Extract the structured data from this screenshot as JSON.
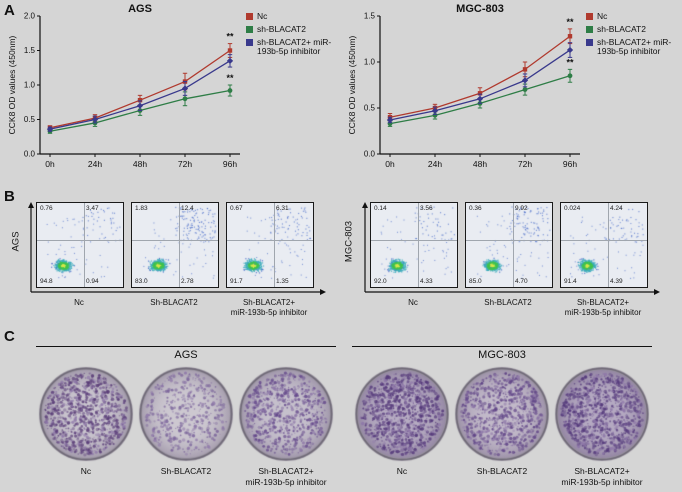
{
  "panel_labels": {
    "a": "A",
    "b": "B",
    "c": "C"
  },
  "chart_data": [
    {
      "type": "line",
      "title": "AGS",
      "xlabel": "",
      "ylabel": "CCK8 OD values (450nm)",
      "x": [
        "0h",
        "24h",
        "48h",
        "72h",
        "96h"
      ],
      "ylim": [
        0,
        2.0
      ],
      "yticks": [
        0,
        0.5,
        1.0,
        1.5,
        2.0
      ],
      "grid": false,
      "legend_position": "right",
      "series": [
        {
          "name": "Nc",
          "color": "#b03a2e",
          "marker": "square",
          "values": [
            0.38,
            0.52,
            0.78,
            1.05,
            1.5
          ],
          "errors": [
            0.03,
            0.05,
            0.07,
            0.12,
            0.1
          ],
          "sig": "**"
        },
        {
          "name": "sh-BLACAT2",
          "color": "#2e7d46",
          "marker": "circle",
          "values": [
            0.33,
            0.45,
            0.63,
            0.8,
            0.92
          ],
          "errors": [
            0.03,
            0.05,
            0.07,
            0.1,
            0.08
          ],
          "sig": "**"
        },
        {
          "name": "sh-BLACAT2+ miR-193b-5p inhibitor",
          "color": "#39398c",
          "marker": "diamond",
          "values": [
            0.36,
            0.5,
            0.7,
            0.95,
            1.35
          ],
          "errors": [
            0.03,
            0.05,
            0.07,
            0.1,
            0.09
          ],
          "sig": ""
        }
      ]
    },
    {
      "type": "line",
      "title": "MGC-803",
      "xlabel": "",
      "ylabel": "CCK8 OD values (450nm)",
      "x": [
        "0h",
        "24h",
        "48h",
        "72h",
        "96h"
      ],
      "ylim": [
        0,
        1.5
      ],
      "yticks": [
        0,
        0.5,
        1.0,
        1.5
      ],
      "grid": false,
      "legend_position": "right",
      "series": [
        {
          "name": "Nc",
          "color": "#b03a2e",
          "marker": "square",
          "values": [
            0.4,
            0.5,
            0.66,
            0.92,
            1.28
          ],
          "errors": [
            0.04,
            0.04,
            0.06,
            0.08,
            0.08
          ],
          "sig": "**"
        },
        {
          "name": "sh-BLACAT2",
          "color": "#2e7d46",
          "marker": "circle",
          "values": [
            0.33,
            0.42,
            0.55,
            0.7,
            0.85
          ],
          "errors": [
            0.03,
            0.04,
            0.05,
            0.06,
            0.07
          ],
          "sig": "**"
        },
        {
          "name": "sh-BLACAT2+ miR-193b-5p inhibitor",
          "color": "#39398c",
          "marker": "diamond",
          "values": [
            0.37,
            0.47,
            0.6,
            0.8,
            1.13
          ],
          "errors": [
            0.03,
            0.04,
            0.05,
            0.07,
            0.08
          ],
          "sig": ""
        }
      ]
    }
  ],
  "flow": {
    "groups": [
      {
        "cell_line": "AGS",
        "plots": [
          {
            "label": "Nc",
            "label2": "",
            "ul": "0.76",
            "ur": "3.47",
            "ll": "94.8",
            "lr": "0.94"
          },
          {
            "label": "Sh-BLACAT2",
            "label2": "",
            "ul": "1.83",
            "ur": "12.4",
            "ll": "83.0",
            "lr": "2.78"
          },
          {
            "label": "Sh-BLACAT2+",
            "label2": "miR-193b-5p inhibitor",
            "ul": "0.67",
            "ur": "6.31",
            "ll": "91.7",
            "lr": "1.35"
          }
        ]
      },
      {
        "cell_line": "MGC-803",
        "plots": [
          {
            "label": "Nc",
            "label2": "",
            "ul": "0.14",
            "ur": "3.56",
            "ll": "92.0",
            "lr": "4.33"
          },
          {
            "label": "Sh-BLACAT2",
            "label2": "",
            "ul": "0.36",
            "ur": "9.92",
            "ll": "85.0",
            "lr": "4.70"
          },
          {
            "label": "Sh-BLACAT2+",
            "label2": "miR-193b-5p inhibitor",
            "ul": "0.024",
            "ur": "4.24",
            "ll": "91.4",
            "lr": "4.39"
          }
        ]
      }
    ]
  },
  "colony": {
    "groups": [
      {
        "cell_line": "AGS",
        "dishes": [
          {
            "label": "Nc",
            "label2": "",
            "density": 0.9,
            "bg": "#c6c1cb",
            "dot": "#5a3d78"
          },
          {
            "label": "Sh-BLACAT2",
            "label2": "",
            "density": 0.38,
            "bg": "#cac5ce",
            "dot": "#7a639a"
          },
          {
            "label": "Sh-BLACAT2+",
            "label2": "miR-193b-5p inhibitor",
            "density": 0.65,
            "bg": "#c2bcc9",
            "dot": "#64488b"
          }
        ]
      },
      {
        "cell_line": "MGC-803",
        "dishes": [
          {
            "label": "Nc",
            "label2": "",
            "density": 0.95,
            "bg": "#b2a7bf",
            "dot": "#54387a"
          },
          {
            "label": "Sh-BLACAT2",
            "label2": "",
            "density": 0.7,
            "bg": "#beb5c6",
            "dot": "#5f4386"
          },
          {
            "label": "Sh-BLACAT2+",
            "label2": "miR-193b-5p inhibitor",
            "density": 0.92,
            "bg": "#b0a4be",
            "dot": "#553a7c"
          }
        ]
      }
    ]
  }
}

Task description => Report how many lines in the records hold the word "density", giving the number and nothing else.

The solution => 6